> **Task requirements**: Locate the string "bulgarischen" in the listing below. Copy every line where it is found.

> **Records supplied**:

--------

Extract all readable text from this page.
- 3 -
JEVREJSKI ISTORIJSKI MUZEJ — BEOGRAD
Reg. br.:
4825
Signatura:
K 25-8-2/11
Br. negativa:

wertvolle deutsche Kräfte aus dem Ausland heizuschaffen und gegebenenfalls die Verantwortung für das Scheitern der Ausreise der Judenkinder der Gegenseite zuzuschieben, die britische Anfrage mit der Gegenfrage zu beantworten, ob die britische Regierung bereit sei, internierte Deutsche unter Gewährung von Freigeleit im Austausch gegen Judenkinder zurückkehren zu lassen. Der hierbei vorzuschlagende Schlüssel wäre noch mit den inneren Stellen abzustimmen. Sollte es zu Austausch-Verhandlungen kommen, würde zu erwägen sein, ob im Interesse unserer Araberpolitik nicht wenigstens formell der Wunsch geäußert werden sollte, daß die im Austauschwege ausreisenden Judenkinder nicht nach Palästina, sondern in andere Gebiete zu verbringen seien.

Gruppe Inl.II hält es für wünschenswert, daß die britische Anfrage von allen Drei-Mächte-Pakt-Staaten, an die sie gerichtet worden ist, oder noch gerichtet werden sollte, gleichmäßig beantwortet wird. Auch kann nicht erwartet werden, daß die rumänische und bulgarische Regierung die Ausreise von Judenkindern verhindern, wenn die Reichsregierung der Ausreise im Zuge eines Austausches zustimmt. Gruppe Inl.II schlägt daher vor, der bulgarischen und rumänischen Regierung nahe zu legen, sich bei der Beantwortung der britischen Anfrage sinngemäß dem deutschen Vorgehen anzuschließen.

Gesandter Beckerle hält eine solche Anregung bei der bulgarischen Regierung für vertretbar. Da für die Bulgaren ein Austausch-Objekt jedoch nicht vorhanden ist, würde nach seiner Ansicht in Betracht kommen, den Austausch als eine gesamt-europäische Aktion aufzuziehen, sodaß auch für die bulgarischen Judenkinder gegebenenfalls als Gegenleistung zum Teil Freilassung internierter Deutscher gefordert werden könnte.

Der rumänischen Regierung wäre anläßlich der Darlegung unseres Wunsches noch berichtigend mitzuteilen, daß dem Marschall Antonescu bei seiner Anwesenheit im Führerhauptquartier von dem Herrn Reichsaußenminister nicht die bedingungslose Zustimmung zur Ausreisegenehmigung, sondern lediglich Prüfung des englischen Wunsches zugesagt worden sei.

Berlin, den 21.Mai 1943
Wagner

--------

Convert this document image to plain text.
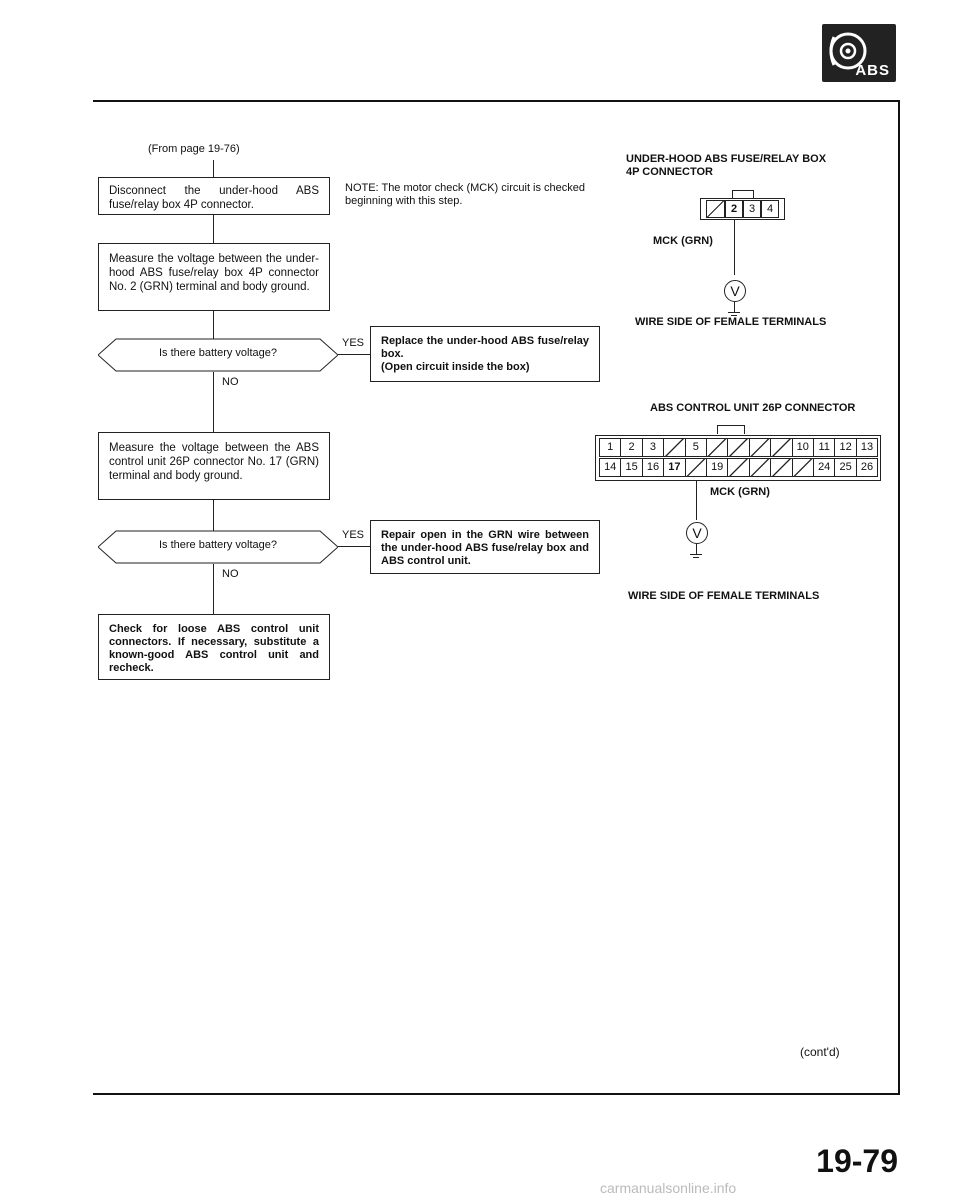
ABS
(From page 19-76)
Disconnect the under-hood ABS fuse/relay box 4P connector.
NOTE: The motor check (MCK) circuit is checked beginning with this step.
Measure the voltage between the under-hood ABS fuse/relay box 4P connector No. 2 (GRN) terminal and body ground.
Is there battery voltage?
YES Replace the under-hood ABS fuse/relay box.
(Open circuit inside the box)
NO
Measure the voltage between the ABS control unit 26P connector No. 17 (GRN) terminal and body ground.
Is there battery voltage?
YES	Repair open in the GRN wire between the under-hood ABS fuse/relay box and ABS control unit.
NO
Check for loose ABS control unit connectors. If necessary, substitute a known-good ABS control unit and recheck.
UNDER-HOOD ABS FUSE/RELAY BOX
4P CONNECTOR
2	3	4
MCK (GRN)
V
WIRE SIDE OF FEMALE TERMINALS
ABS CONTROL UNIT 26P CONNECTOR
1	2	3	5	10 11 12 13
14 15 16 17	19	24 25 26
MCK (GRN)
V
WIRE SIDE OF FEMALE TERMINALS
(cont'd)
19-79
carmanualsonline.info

--------

> **Reply**:
Gruppe Inl.II hält es für wünschenswert, daß die britische Anfrage von allen Drei-Mächte-Pakt-Staaten, an die sie gerichtet worden ist, oder noch gerichtet werden sollte, gleichmäßig beantwortet wird. Auch kann nicht erwartet werden, daß die rumänische und bulgarische Regierung die Ausreise von Judenkindern verhindern, wenn die Reichsregierung der Ausreise im Zuge eines Austausches zustimmt. Gruppe Inl.II schlägt daher vor, der bulgarischen und rumänischen Regierung nahe zu legen, sich bei der Beantwortung der britischen Anfrage sinngemäß dem deutschen Vorgehen anzuschließen.
Gesandter Beckerle hält eine solche Anregung bei der bulgarischen Regierung für vertretbar. Da für die Bulgaren ein Austausch-Objekt jedoch nicht vorhanden ist, würde nach seiner Ansicht in Betracht kommen, den Austausch als eine gesamt-europäische Aktion aufzuziehen, sodaß auch für die bulgarischen Judenkinder gegebenenfalls als Gegenleistung zum Teil Freilassung internierter Deutscher gefordert werden könnte.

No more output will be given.